Problem description: Note how many lines hold "initio" and report that number by itself.

─── The data ───

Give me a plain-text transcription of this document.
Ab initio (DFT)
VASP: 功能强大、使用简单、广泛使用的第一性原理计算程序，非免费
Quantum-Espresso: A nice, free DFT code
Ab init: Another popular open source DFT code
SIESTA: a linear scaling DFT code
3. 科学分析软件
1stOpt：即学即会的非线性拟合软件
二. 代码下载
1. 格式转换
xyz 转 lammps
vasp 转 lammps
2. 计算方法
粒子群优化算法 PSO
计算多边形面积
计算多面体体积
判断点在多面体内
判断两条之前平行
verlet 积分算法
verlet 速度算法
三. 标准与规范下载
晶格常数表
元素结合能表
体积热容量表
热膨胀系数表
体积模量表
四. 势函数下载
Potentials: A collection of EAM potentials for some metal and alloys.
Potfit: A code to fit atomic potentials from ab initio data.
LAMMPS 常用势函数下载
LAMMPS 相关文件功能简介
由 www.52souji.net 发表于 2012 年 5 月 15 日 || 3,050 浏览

───

Result of the exercise: 2